◆ Data shown
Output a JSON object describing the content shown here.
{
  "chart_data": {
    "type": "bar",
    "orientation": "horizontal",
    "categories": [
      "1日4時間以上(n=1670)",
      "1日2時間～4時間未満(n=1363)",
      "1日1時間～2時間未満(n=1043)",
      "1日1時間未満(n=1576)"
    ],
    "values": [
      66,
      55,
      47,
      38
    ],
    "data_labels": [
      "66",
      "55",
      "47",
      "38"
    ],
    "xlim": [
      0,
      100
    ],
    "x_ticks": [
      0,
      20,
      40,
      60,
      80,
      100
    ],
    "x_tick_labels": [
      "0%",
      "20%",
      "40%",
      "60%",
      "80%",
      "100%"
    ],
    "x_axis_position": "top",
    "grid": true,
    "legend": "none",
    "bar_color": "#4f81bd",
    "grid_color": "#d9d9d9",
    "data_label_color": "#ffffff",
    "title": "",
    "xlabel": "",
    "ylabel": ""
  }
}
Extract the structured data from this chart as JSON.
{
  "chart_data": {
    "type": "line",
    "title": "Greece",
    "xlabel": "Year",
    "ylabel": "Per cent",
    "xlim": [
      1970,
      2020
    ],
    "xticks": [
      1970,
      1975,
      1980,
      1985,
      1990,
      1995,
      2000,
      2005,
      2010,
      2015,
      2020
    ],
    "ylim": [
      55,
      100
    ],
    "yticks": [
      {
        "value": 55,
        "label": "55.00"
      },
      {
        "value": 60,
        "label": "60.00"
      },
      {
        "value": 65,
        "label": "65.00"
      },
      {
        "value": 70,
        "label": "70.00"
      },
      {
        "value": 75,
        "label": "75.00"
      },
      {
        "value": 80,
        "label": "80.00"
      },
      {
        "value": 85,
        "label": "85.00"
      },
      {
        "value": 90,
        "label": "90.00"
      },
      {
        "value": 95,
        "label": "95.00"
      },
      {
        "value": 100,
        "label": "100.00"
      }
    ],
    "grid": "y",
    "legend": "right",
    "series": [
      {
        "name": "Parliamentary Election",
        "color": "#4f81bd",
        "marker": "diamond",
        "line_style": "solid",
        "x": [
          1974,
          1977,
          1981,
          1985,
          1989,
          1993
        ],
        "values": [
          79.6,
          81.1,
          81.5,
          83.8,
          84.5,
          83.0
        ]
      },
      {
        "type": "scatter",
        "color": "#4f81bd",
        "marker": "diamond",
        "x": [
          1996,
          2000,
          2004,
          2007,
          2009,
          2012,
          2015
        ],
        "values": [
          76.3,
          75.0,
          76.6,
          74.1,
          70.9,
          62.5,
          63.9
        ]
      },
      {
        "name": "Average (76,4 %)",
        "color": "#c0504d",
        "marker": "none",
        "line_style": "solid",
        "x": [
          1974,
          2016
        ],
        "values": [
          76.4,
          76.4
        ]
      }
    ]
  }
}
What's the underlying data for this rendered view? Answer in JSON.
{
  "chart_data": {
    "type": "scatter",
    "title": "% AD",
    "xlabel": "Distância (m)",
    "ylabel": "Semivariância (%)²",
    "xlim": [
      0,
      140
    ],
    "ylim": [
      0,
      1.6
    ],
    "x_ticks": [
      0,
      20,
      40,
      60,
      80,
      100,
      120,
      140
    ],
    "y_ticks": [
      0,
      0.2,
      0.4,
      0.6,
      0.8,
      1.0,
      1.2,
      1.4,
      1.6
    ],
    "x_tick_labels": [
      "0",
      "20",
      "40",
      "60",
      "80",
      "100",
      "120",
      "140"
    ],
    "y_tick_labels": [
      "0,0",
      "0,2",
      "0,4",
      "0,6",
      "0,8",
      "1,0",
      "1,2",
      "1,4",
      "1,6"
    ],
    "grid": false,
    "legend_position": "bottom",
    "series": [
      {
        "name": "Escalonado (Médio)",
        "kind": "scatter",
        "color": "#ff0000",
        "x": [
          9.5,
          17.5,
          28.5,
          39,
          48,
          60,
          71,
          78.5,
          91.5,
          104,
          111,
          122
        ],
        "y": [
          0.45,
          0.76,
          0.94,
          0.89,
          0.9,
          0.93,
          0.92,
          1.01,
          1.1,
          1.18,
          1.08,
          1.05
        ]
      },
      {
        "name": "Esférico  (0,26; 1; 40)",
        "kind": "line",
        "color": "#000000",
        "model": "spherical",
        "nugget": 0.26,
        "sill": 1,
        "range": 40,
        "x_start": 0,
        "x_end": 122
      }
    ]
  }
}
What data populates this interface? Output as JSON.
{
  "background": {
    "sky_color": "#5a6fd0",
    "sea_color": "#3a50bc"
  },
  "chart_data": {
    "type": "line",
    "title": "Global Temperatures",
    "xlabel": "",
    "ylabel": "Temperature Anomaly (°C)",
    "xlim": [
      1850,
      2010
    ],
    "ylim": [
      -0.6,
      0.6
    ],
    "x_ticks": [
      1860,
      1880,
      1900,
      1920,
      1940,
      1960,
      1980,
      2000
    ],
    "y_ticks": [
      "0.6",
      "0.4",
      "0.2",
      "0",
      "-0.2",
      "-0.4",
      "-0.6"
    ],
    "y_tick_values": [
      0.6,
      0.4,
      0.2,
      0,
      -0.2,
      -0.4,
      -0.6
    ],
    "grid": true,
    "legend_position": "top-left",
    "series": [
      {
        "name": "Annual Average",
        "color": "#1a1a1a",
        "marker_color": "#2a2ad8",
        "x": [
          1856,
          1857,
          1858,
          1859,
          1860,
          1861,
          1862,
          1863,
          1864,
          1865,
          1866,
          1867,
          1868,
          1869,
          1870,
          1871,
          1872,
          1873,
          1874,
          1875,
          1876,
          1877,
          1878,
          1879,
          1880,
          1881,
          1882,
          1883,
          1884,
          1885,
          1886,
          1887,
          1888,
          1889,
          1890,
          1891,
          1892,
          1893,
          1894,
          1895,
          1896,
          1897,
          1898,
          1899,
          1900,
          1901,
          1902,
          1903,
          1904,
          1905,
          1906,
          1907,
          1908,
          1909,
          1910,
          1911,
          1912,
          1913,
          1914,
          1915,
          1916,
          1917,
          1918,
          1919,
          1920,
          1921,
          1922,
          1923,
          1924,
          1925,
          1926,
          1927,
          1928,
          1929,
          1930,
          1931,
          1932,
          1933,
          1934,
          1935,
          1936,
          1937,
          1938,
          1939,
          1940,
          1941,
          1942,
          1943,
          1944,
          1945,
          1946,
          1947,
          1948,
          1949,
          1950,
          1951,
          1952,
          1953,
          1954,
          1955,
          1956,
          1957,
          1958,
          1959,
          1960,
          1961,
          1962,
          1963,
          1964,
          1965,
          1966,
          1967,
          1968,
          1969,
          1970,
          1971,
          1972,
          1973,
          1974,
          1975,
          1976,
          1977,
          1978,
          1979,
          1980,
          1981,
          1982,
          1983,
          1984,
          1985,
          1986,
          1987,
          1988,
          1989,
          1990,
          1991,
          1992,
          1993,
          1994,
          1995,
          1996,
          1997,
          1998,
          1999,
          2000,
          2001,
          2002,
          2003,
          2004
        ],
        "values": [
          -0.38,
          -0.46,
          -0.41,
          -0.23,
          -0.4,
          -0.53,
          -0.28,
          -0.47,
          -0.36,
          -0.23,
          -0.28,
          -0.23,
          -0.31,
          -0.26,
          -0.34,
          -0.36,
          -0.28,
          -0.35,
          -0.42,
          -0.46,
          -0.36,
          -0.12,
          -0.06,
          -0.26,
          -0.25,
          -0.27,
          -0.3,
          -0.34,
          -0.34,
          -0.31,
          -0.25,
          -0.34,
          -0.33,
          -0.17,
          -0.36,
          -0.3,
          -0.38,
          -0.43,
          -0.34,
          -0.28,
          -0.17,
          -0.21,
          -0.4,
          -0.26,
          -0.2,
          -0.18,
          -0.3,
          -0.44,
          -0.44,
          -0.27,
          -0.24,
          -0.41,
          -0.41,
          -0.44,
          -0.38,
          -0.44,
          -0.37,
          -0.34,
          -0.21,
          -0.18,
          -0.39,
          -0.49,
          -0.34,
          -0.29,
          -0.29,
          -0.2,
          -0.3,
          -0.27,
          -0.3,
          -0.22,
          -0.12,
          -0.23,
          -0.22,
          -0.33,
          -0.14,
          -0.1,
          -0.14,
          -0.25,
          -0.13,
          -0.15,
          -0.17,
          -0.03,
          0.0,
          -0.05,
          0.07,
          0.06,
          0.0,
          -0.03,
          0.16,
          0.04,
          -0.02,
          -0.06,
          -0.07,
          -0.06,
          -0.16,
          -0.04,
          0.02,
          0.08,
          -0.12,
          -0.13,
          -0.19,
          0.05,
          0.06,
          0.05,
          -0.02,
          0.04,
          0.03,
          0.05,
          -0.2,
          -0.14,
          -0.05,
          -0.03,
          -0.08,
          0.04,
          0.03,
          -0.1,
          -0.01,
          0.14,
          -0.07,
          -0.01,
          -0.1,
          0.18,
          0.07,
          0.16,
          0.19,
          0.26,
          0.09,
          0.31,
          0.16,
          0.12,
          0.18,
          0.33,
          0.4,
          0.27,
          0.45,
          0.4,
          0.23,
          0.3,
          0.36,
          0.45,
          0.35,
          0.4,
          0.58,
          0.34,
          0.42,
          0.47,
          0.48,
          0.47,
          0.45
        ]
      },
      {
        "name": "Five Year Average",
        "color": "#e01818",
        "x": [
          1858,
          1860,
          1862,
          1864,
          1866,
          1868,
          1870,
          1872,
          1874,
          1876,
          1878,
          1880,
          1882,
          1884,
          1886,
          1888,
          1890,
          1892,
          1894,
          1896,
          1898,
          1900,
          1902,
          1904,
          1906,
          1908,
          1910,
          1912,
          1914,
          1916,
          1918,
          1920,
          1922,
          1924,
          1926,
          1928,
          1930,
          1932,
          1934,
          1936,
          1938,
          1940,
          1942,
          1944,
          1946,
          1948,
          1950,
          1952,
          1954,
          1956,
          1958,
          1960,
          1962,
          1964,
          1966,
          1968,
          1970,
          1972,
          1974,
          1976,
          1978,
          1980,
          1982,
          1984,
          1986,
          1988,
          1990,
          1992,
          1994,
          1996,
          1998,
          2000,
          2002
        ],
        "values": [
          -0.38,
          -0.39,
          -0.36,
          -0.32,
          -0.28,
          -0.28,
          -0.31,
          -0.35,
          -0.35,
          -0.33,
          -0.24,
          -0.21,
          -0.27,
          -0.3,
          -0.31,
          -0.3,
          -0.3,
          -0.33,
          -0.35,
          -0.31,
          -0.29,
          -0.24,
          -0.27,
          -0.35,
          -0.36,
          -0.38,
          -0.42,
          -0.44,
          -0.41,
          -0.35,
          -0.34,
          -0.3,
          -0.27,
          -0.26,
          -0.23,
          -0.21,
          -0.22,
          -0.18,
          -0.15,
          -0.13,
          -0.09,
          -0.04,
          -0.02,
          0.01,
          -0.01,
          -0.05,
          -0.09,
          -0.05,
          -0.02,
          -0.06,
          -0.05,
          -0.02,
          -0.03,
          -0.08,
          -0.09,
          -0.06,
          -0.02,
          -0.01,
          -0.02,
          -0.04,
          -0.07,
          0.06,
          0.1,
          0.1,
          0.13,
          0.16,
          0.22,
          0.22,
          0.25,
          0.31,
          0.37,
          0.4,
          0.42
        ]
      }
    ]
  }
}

◆ Exercise task
Each line above that holds the string "xlabel" should be copied and shown.

◆ Correct output
    "xlabel": "",
    "xlabel": "Year",
    "xlabel": "Distância (m)",
    "xlabel": "",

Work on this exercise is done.